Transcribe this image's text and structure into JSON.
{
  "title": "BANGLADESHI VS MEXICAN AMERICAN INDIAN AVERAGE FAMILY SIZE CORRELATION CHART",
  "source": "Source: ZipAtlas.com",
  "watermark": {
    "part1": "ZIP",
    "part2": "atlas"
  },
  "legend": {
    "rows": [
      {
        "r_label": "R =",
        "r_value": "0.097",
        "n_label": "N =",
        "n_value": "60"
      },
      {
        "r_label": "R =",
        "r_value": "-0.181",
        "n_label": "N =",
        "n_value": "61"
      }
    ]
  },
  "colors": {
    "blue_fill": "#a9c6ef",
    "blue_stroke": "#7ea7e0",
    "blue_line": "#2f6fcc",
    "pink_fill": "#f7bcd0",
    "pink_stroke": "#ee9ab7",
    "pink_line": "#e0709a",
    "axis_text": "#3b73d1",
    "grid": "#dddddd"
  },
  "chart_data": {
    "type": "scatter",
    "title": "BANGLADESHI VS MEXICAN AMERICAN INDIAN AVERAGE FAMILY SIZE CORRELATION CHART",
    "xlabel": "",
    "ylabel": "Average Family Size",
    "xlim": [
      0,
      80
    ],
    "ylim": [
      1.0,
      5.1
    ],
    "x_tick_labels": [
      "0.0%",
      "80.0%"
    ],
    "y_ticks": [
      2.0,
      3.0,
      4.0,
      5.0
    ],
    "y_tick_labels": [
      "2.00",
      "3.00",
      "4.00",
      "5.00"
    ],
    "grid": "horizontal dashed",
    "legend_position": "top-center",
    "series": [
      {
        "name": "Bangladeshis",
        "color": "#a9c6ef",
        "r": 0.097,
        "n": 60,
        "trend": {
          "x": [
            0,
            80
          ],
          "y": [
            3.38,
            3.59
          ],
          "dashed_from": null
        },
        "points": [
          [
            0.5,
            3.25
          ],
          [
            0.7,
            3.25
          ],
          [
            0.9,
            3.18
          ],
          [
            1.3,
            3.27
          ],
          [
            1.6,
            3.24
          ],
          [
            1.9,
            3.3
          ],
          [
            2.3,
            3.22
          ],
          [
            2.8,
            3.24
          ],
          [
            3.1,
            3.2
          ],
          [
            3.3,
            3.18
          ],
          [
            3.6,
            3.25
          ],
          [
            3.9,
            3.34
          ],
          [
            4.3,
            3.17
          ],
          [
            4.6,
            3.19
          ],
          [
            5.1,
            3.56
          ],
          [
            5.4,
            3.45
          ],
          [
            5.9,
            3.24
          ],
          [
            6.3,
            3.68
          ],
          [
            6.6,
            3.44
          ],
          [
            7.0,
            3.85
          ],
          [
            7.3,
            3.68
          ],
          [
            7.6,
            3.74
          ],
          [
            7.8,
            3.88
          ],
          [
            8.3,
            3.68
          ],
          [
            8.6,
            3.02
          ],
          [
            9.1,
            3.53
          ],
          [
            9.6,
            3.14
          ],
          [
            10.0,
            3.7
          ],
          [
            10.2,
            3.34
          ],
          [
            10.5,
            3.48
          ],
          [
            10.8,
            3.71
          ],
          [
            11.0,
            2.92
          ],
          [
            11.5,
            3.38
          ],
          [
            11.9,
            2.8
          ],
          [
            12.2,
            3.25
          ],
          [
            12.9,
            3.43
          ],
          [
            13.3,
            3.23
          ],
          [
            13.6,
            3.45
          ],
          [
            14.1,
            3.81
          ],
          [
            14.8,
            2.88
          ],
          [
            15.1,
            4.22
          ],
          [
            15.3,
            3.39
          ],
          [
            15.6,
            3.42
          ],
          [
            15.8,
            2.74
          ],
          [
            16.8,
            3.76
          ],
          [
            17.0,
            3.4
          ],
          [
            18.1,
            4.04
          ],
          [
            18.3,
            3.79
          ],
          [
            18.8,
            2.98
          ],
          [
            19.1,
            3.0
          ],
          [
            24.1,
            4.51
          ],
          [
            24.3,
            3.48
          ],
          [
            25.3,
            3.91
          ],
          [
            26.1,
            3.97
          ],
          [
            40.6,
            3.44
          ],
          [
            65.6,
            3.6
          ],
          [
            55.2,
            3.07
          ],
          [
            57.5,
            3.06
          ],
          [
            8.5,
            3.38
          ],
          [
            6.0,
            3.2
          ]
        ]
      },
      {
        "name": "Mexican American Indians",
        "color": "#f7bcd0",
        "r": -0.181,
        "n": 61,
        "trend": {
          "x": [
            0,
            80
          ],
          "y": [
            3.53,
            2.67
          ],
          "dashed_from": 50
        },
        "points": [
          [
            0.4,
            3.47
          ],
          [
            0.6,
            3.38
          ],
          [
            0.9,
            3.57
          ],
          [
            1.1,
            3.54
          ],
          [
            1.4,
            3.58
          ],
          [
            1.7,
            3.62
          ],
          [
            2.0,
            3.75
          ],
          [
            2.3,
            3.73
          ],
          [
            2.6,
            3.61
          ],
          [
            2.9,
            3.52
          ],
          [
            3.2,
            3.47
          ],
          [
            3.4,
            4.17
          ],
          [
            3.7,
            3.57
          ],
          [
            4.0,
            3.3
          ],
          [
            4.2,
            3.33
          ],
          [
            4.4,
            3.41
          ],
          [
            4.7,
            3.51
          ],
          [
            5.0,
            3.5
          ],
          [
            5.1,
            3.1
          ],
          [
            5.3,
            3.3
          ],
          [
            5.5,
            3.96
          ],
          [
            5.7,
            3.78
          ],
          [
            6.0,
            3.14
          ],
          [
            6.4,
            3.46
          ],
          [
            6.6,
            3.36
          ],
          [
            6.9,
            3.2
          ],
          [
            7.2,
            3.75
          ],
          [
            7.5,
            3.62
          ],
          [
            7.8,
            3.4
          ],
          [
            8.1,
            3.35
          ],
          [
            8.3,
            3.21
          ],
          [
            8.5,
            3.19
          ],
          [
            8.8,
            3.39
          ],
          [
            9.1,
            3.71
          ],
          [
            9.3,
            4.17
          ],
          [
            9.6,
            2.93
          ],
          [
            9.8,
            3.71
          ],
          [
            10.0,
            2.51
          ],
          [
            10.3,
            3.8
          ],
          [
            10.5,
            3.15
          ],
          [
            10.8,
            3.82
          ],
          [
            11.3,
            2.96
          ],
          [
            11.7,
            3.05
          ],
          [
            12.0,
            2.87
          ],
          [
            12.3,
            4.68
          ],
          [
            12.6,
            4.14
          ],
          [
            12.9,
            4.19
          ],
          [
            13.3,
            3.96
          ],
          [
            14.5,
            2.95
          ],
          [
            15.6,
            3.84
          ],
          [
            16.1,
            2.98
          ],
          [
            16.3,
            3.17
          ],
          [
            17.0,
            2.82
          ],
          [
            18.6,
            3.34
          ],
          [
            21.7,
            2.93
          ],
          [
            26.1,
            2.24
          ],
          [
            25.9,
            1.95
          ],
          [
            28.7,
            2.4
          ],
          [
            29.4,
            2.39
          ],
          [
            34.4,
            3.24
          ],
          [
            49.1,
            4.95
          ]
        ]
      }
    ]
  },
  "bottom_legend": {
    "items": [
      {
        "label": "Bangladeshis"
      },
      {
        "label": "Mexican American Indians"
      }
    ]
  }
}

**To be done**.
All of the entries must be quoted exactly; please include each one.

**Task result**.
Transcribe this image's text and structure into JSON.
{
  "title": "BANGLADESHI VS MEXICAN AMERICAN INDIAN AVERAGE FAMILY SIZE CORRELATION CHART",
  "source": "Source: ZipAtlas.com",
  "watermark": {
    "part1": "ZIP",
    "part2": "atlas"
  },
  "legend": {
    "rows": [
      {
        "r_label": "R =",
        "r_value": "0.097",
        "n_label": "N =",
        "n_value": "60"
      },
      {
        "r_label": "R =",
        "r_value": "-0.181",
        "n_label": "N =",
        "n_value": "61"
      }
    ]
  },
  "colors": {
    "blue_fill": "#a9c6ef",
    "blue_stroke": "#7ea7e0",
    "blue_line": "#2f6fcc",
    "pink_fill": "#f7bcd0",
    "pink_stroke": "#ee9ab7",
    "pink_line": "#e0709a",
    "axis_text": "#3b73d1",
    "grid": "#dddddd"
  },
  "chart_data": {
    "type": "scatter",
    "title": "BANGLADESHI VS MEXICAN AMERICAN INDIAN AVERAGE FAMILY SIZE CORRELATION CHART",
    "xlabel": "",
    "ylabel": "Average Family Size",
    "xlim": [
      0,
      80
    ],
    "ylim": [
      1.0,
      5.1
    ],
    "x_tick_labels": [
      "0.0%",
      "80.0%"
    ],
    "y_ticks": [
      2.0,
      3.0,
      4.0,
      5.0
    ],
    "y_tick_labels": [
      "2.00",
      "3.00",
      "4.00",
      "5.00"
    ],
    "grid": "horizontal dashed",
    "legend_position": "top-center",
    "series": [
      {
        "name": "Bangladeshis",
        "color": "#a9c6ef",
        "r": 0.097,
        "n": 60,
        "trend": {
          "x": [
            0,
            80
          ],
          "y": [
            3.38,
            3.59
          ],
          "dashed_from": null
        },
        "points": [
          [
            0.5,
            3.25
          ],
          [
            0.7,
            3.25
          ],
          [
            0.9,
            3.18
          ],
          [
            1.3,
            3.27
          ],
          [
            1.6,
            3.24
          ],
          [
            1.9,
            3.3
          ],
          [
            2.3,
            3.22
          ],
          [
            2.8,
            3.24
          ],
          [
            3.1,
            3.2
          ],
          [
            3.3,
            3.18
          ],
          [
            3.6,
            3.25
          ],
          [
            3.9,
            3.34
          ],
          [
            4.3,
            3.17
          ],
          [
            4.6,
            3.19
          ],
          [
            5.1,
            3.56
          ],
          [
            5.4,
            3.45
          ],
          [
            5.9,
            3.24
          ],
          [
            6.3,
            3.68
          ],
          [
            6.6,
            3.44
          ],
          [
            7.0,
            3.85
          ],
          [
            7.3,
            3.68
          ],
          [
            7.6,
            3.74
          ],
          [
            7.8,
            3.88
          ],
          [
            8.3,
            3.68
          ],
          [
            8.6,
            3.02
          ],
          [
            9.1,
            3.53
          ],
          [
            9.6,
            3.14
          ],
          [
            10.0,
            3.7
          ],
          [
            10.2,
            3.34
          ],
          [
            10.5,
            3.48
          ],
          [
            10.8,
            3.71
          ],
          [
            11.0,
            2.92
          ],
          [
            11.5,
            3.38
          ],
          [
            11.9,
            2.8
          ],
          [
            12.2,
            3.25
          ],
          [
            12.9,
            3.43
          ],
          [
            13.3,
            3.23
          ],
          [
            13.6,
            3.45
          ],
          [
            14.1,
            3.81
          ],
          [
            14.8,
            2.88
          ],
          [
            15.1,
            4.22
          ],
          [
            15.3,
            3.39
          ],
          [
            15.6,
            3.42
          ],
          [
            15.8,
            2.74
          ],
          [
            16.8,
            3.76
          ],
          [
            17.0,
            3.4
          ],
          [
            18.1,
            4.04
          ],
          [
            18.3,
            3.79
          ],
          [
            18.8,
            2.98
          ],
          [
            19.1,
            3.0
          ],
          [
            24.1,
            4.51
          ],
          [
            24.3,
            3.48
          ],
          [
            25.3,
            3.91
          ],
          [
            26.1,
            3.97
          ],
          [
            40.6,
            3.44
          ],
          [
            65.6,
            3.6
          ],
          [
            55.2,
            3.07
          ],
          [
            57.5,
            3.06
          ],
          [
            8.5,
            3.38
          ],
          [
            6.0,
            3.2
          ]
        ]
      },
      {
        "name": "Mexican American Indians",
        "color": "#f7bcd0",
        "r": -0.181,
        "n": 61,
        "trend": {
          "x": [
            0,
            80
          ],
          "y": [
            3.53,
            2.67
          ],
          "dashed_from": 50
        },
        "points": [
          [
            0.4,
            3.47
          ],
          [
            0.6,
            3.38
          ],
          [
            0.9,
            3.57
          ],
          [
            1.1,
            3.54
          ],
          [
            1.4,
            3.58
          ],
          [
            1.7,
            3.62
          ],
          [
            2.0,
            3.75
          ],
          [
            2.3,
            3.73
          ],
          [
            2.6,
            3.61
          ],
          [
            2.9,
            3.52
          ],
          [
            3.2,
            3.47
          ],
          [
            3.4,
            4.17
          ],
          [
            3.7,
            3.57
          ],
          [
            4.0,
            3.3
          ],
          [
            4.2,
            3.33
          ],
          [
            4.4,
            3.41
          ],
          [
            4.7,
            3.51
          ],
          [
            5.0,
            3.5
          ],
          [
            5.1,
            3.1
          ],
          [
            5.3,
            3.3
          ],
          [
            5.5,
            3.96
          ],
          [
            5.7,
            3.78
          ],
          [
            6.0,
            3.14
          ],
          [
            6.4,
            3.46
          ],
          [
            6.6,
            3.36
          ],
          [
            6.9,
            3.2
          ],
          [
            7.2,
            3.75
          ],
          [
            7.5,
            3.62
          ],
          [
            7.8,
            3.4
          ],
          [
            8.1,
            3.35
          ],
          [
            8.3,
            3.21
          ],
          [
            8.5,
            3.19
          ],
          [
            8.8,
            3.39
          ],
          [
            9.1,
            3.71
          ],
          [
            9.3,
            4.17
          ],
          [
            9.6,
            2.93
          ],
          [
            9.8,
            3.71
          ],
          [
            10.0,
            2.51
          ],
          [
            10.3,
            3.8
          ],
          [
            10.5,
            3.15
          ],
          [
            10.8,
            3.82
          ],
          [
            11.3,
            2.96
          ],
          [
            11.7,
            3.05
          ],
          [
            12.0,
            2.87
          ],
          [
            12.3,
            4.68
          ],
          [
            12.6,
            4.14
          ],
          [
            12.9,
            4.19
          ],
          [
            13.3,
            3.96
          ],
          [
            14.5,
            2.95
          ],
          [
            15.6,
            3.84
          ],
          [
            16.1,
            2.98
          ],
          [
            16.3,
            3.17
          ],
          [
            17.0,
            2.82
          ],
          [
            18.6,
            3.34
          ],
          [
            21.7,
            2.93
          ],
          [
            26.1,
            2.24
          ],
          [
            25.9,
            1.95
          ],
          [
            28.7,
            2.4
          ],
          [
            29.4,
            2.39
          ],
          [
            34.4,
            3.24
          ],
          [
            49.1,
            4.95
          ]
        ]
      }
    ]
  },
  "bottom_legend": {
    "items": [
      {
        "label": "Bangladeshis"
      },
      {
        "label": "Mexican American Indians"
      }
    ]
  }
}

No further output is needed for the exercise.